Set problem:
Each line below must be set down exactly; omit any image you find.
** START Information provided **
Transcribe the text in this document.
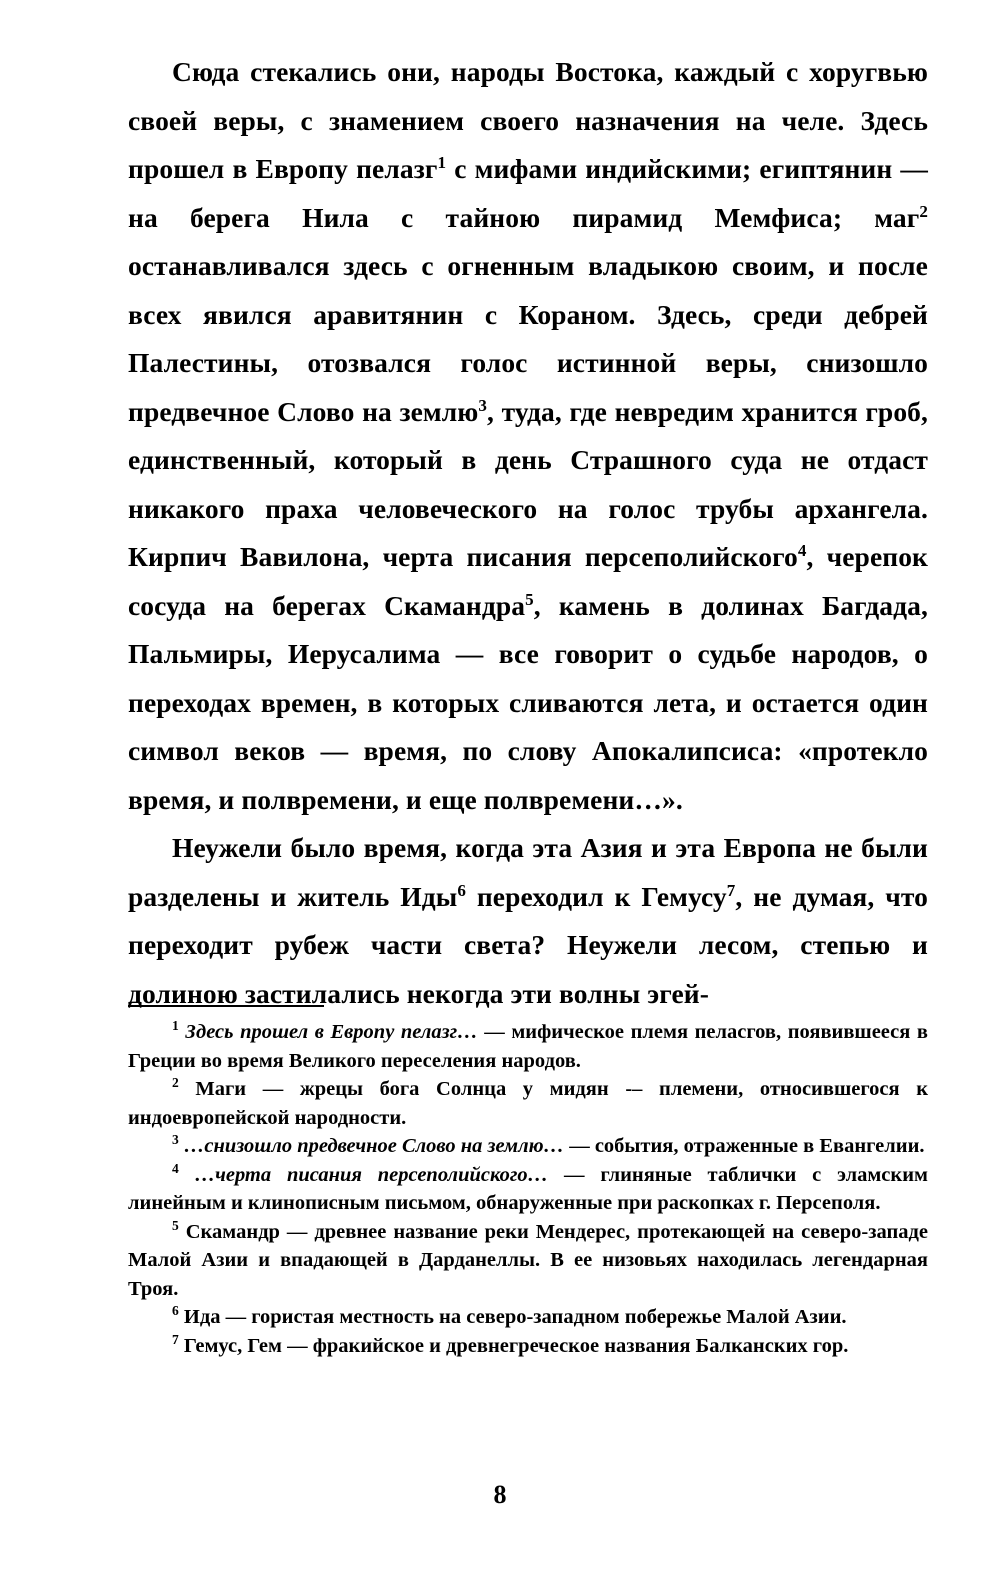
Сюда стекались они, народы Востока, каждый с хоругвью своей веры, с знамением своего назначения на челе. Здесь прошел в Европу пелазг$^1$ с мифами индийскими; египтянин — на берега Нила с тайною пирамид Мемфиса; маг$^2$ останавливался здесь с огненным владыкою своим, и после всех явился аравитянин с Кораном. Здесь, среди дебрей Палестины, отозвался голос истинной веры, снизошло предвечное Слово на землю$^3$, туда, где невредим хранится гроб, единственный, который в день Страшного суда не отдаст никакого праха человеческого на голос трубы архангела. Кирпич Вавилона, черта писания персеполийского$^4$, черепок сосуда на берегах Скамандра$^5$, камень в долинах Багдада, Пальмиры, Иерусалима — все говорит о судьбе народов, о переходах времен, в которых сливаются лета, и остается один символ веков — время, по слову Апокалипсиса: «протекло время, и полвремени, и еще полвремени…».

Неужели было время, когда эта Азия и эта Европа не были разделены и житель Иды$^6$ переходил к Гемусу$^7$, не думая, что переходит рубеж части света? Неужели лесом, степью и долиною застилались некогда эти волны эгей-

$^1$ Здесь прошел в Европу пелазг… — мифическое племя пеласгов, появившееся в Греции во время Великого переселения народов.

$^2$ Маги — жрецы бога Солнца у мидян -– племени, относившегося к индоевропейской народности.

$^3$ …снизошло предвечное Слово на землю… — события, отраженные в Евангелии.

$^4$ …черта писания персеполийского… — глиняные таблички с эламским линейным и клинописным письмом, обнаруженные при раскопках г. Персеполя.

$^5$ Скамандр — древнее название реки Мендерес, протекающей на северо-западе Малой Азии и впадающей в Дарданеллы. В ее низовьях находилась легендарная Троя.

$^6$ Ида — гористая местность на северо-западном побережье Малой Азии.

$^7$ Гемус, Гем — фракийское и древнегреческое названия Балканских гор.

8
** END Information provided **
The completed task:
Transcribe the text in this document.
Сюда стекались они, народы Востока, каждый с хоругвью своей веры, с знамением своего назначения на челе. Здесь прошел в Европу пелазг$^1$ с мифами индийскими; египтянин — на берега Нила с тайною пирамид Мемфиса; маг$^2$ останавливался здесь с огненным владыкою своим, и после всех явился аравитянин с Кораном. Здесь, среди дебрей Палестины, отозвался голос истинной веры, снизошло предвечное Слово на землю$^3$, туда, где невредим хранится гроб, единственный, который в день Страшного суда не отдаст никакого праха человеческого на голос трубы архангела. Кирпич Вавилона, черта писания персеполийского$^4$, черепок сосуда на берегах Скамандра$^5$, камень в долинах Багдада, Пальмиры, Иерусалима — все говорит о судьбе народов, о переходах времен, в которых сливаются лета, и остается один символ веков — время, по слову Апокалипсиса: «протекло время, и полвремени, и еще полвремени…».

Неужели было время, когда эта Азия и эта Европа не были разделены и житель Иды$^6$ переходил к Гемусу$^7$, не думая, что переходит рубеж части света? Неужели лесом, степью и долиною застилались некогда эти волны эгей-

$^1$ Здесь прошел в Европу пелазг… — мифическое племя пеласгов, появившееся в Греции во время Великого переселения народов.

$^2$ Маги — жрецы бога Солнца у мидян -– племени, относившегося к индоевропейской народности.

$^3$ …снизошло предвечное Слово на землю… — события, отраженные в Евангелии.

$^4$ …черта писания персеполийского… — глиняные таблички с эламским линейным и клинописным письмом, обнаруженные при раскопках г. Персеполя.

$^5$ Скамандр — древнее название реки Мендерес, протекающей на северо-западе Малой Азии и впадающей в Дарданеллы. В ее низовьях находилась легендарная Троя.

$^6$ Ида — гористая местность на северо-западном побережье Малой Азии.

$^7$ Гемус, Гем — фракийское и древнегреческое названия Балканских гор.

8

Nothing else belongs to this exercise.